Records about charts and figures

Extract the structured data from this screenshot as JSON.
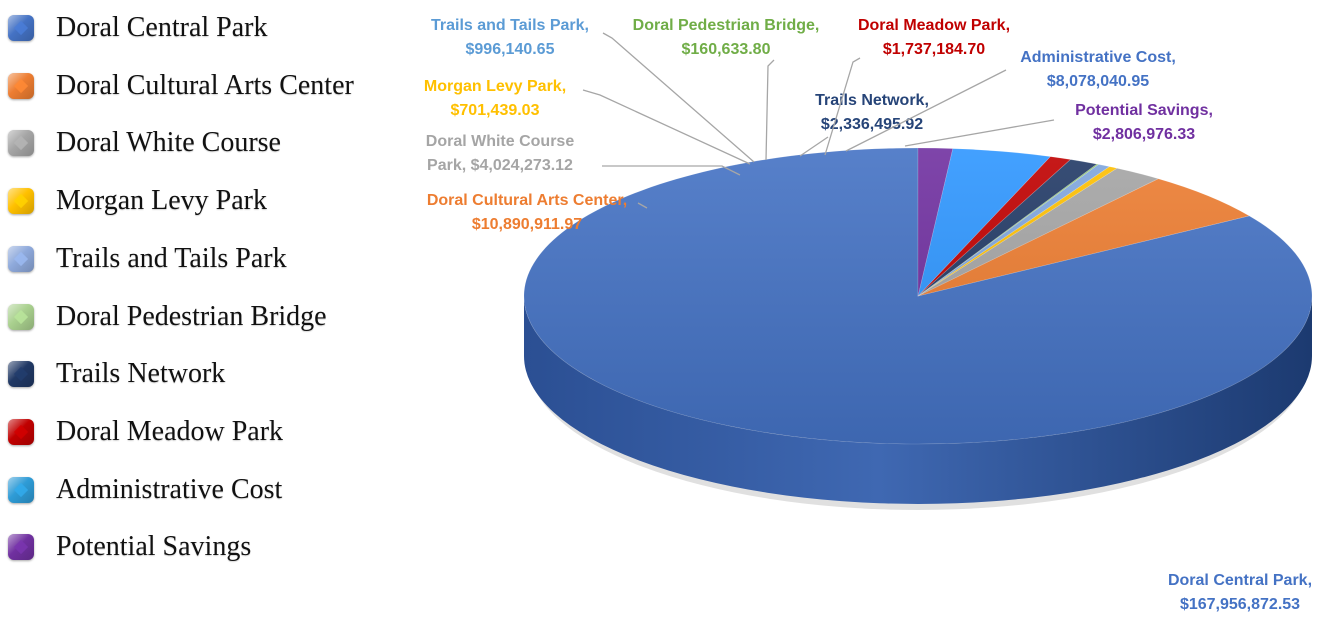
{
  "chart_data": {
    "type": "pie",
    "title": "",
    "categories": [
      "Doral Central Park",
      "Doral Cultural Arts Center",
      "Doral White Course",
      "Morgan Levy Park",
      "Trails and Tails Park",
      "Doral Pedestrian Bridge",
      "Trails Network",
      "Doral Meadow Park",
      "Administrative Cost",
      "Potential Savings"
    ],
    "values": [
      167956872.53,
      10890911.97,
      4024273.12,
      701439.03,
      996140.65,
      160633.8,
      2336495.92,
      1737184.7,
      8078040.95,
      2806976.33
    ],
    "data_labels": [
      [
        "Doral Central Park,",
        "$167,956,872.53"
      ],
      [
        "Doral Cultural Arts Center,",
        "$10,890,911.97"
      ],
      [
        "Doral White Course",
        "Park,  $4,024,273.12"
      ],
      [
        "Morgan Levy Park,",
        "$701,439.03"
      ],
      [
        "Trails and Tails Park,",
        "$996,140.65"
      ],
      [
        "Doral Pedestrian Bridge,",
        "$160,633.80"
      ],
      [
        "Trails Network,",
        "$2,336,495.92"
      ],
      [
        "Doral Meadow Park,",
        "$1,737,184.70"
      ],
      [
        "Administrative Cost,",
        "$8,078,040.95"
      ],
      [
        "Potential Savings,",
        "$2,806,976.33"
      ]
    ],
    "colors": [
      "#4472C4",
      "#ED7D31",
      "#A5A5A5",
      "#FFC000",
      "#7FA6DE",
      "#8CC56A",
      "#223A66",
      "#C00000",
      "#2E96FF",
      "#7030A0"
    ],
    "label_colors": [
      "#4472C4",
      "#ED7D31",
      "#A5A5A5",
      "#FFC000",
      "#5B9BD5",
      "#70AD47",
      "#264478",
      "#C00000",
      "#4472C4",
      "#7030A0"
    ],
    "legend_colors": [
      "#4472C4",
      "#ED7D31",
      "#A5A5A5",
      "#FFC000",
      "#8EA9DB",
      "#A9D08E",
      "#203864",
      "#C00000",
      "#2E9BD6",
      "#7030A0"
    ],
    "legend_position": "left",
    "style": "3d"
  }
}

**What you will do**:
Print the listing above in full, exactly as written. Omit any pictures.

**The answer**:
Extract the structured data from this screenshot as JSON.
{
  "chart_data": {
    "type": "pie",
    "title": "",
    "categories": [
      "Doral Central Park",
      "Doral Cultural Arts Center",
      "Doral White Course",
      "Morgan Levy Park",
      "Trails and Tails Park",
      "Doral Pedestrian Bridge",
      "Trails Network",
      "Doral Meadow Park",
      "Administrative Cost",
      "Potential Savings"
    ],
    "values": [
      167956872.53,
      10890911.97,
      4024273.12,
      701439.03,
      996140.65,
      160633.8,
      2336495.92,
      1737184.7,
      8078040.95,
      2806976.33
    ],
    "data_labels": [
      [
        "Doral Central Park,",
        "$167,956,872.53"
      ],
      [
        "Doral Cultural Arts Center,",
        "$10,890,911.97"
      ],
      [
        "Doral White Course",
        "Park,  $4,024,273.12"
      ],
      [
        "Morgan Levy Park,",
        "$701,439.03"
      ],
      [
        "Trails and Tails Park,",
        "$996,140.65"
      ],
      [
        "Doral Pedestrian Bridge,",
        "$160,633.80"
      ],
      [
        "Trails Network,",
        "$2,336,495.92"
      ],
      [
        "Doral Meadow Park,",
        "$1,737,184.70"
      ],
      [
        "Administrative Cost,",
        "$8,078,040.95"
      ],
      [
        "Potential Savings,",
        "$2,806,976.33"
      ]
    ],
    "colors": [
      "#4472C4",
      "#ED7D31",
      "#A5A5A5",
      "#FFC000",
      "#7FA6DE",
      "#8CC56A",
      "#223A66",
      "#C00000",
      "#2E96FF",
      "#7030A0"
    ],
    "label_colors": [
      "#4472C4",
      "#ED7D31",
      "#A5A5A5",
      "#FFC000",
      "#5B9BD5",
      "#70AD47",
      "#264478",
      "#C00000",
      "#4472C4",
      "#7030A0"
    ],
    "legend_colors": [
      "#4472C4",
      "#ED7D31",
      "#A5A5A5",
      "#FFC000",
      "#8EA9DB",
      "#A9D08E",
      "#203864",
      "#C00000",
      "#2E9BD6",
      "#7030A0"
    ],
    "legend_position": "left",
    "style": "3d"
  }
}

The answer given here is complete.